> Given request
Quote the listing below in its entirety.

> Excerpted data
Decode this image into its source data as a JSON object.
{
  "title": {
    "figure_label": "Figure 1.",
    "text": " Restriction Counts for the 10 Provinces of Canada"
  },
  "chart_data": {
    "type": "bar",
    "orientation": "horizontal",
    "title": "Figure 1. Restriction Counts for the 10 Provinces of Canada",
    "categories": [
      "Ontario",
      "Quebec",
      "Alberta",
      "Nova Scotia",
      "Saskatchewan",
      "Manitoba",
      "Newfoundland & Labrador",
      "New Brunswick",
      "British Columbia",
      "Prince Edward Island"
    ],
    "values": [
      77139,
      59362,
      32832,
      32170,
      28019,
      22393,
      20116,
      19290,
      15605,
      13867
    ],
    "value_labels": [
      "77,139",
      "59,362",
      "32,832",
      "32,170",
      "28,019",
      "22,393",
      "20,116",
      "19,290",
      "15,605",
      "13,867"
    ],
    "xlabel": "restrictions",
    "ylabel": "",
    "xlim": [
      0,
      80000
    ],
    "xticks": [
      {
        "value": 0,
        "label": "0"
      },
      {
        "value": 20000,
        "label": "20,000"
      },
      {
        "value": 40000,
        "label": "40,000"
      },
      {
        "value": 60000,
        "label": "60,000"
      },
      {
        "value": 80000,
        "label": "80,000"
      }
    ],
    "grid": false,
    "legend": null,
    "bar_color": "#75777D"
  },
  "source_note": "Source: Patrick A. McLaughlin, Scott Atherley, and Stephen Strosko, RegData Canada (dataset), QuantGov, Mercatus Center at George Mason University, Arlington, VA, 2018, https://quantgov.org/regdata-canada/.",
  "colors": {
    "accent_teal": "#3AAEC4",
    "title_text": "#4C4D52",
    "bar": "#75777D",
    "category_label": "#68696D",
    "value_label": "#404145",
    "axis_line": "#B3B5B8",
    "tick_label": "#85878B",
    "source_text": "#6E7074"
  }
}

> Answer to the task
Decode this image into its source data as a JSON object.
{
  "title": {
    "figure_label": "Figure 1.",
    "text": " Restriction Counts for the 10 Provinces of Canada"
  },
  "chart_data": {
    "type": "bar",
    "orientation": "horizontal",
    "title": "Figure 1. Restriction Counts for the 10 Provinces of Canada",
    "categories": [
      "Ontario",
      "Quebec",
      "Alberta",
      "Nova Scotia",
      "Saskatchewan",
      "Manitoba",
      "Newfoundland & Labrador",
      "New Brunswick",
      "British Columbia",
      "Prince Edward Island"
    ],
    "values": [
      77139,
      59362,
      32832,
      32170,
      28019,
      22393,
      20116,
      19290,
      15605,
      13867
    ],
    "value_labels": [
      "77,139",
      "59,362",
      "32,832",
      "32,170",
      "28,019",
      "22,393",
      "20,116",
      "19,290",
      "15,605",
      "13,867"
    ],
    "xlabel": "restrictions",
    "ylabel": "",
    "xlim": [
      0,
      80000
    ],
    "xticks": [
      {
        "value": 0,
        "label": "0"
      },
      {
        "value": 20000,
        "label": "20,000"
      },
      {
        "value": 40000,
        "label": "40,000"
      },
      {
        "value": 60000,
        "label": "60,000"
      },
      {
        "value": 80000,
        "label": "80,000"
      }
    ],
    "grid": false,
    "legend": null,
    "bar_color": "#75777D"
  },
  "source_note": "Source: Patrick A. McLaughlin, Scott Atherley, and Stephen Strosko, RegData Canada (dataset), QuantGov, Mercatus Center at George Mason University, Arlington, VA, 2018, https://quantgov.org/regdata-canada/.",
  "colors": {
    "accent_teal": "#3AAEC4",
    "title_text": "#4C4D52",
    "bar": "#75777D",
    "category_label": "#68696D",
    "value_label": "#404145",
    "axis_line": "#B3B5B8",
    "tick_label": "#85878B",
    "source_text": "#6E7074"
  }
}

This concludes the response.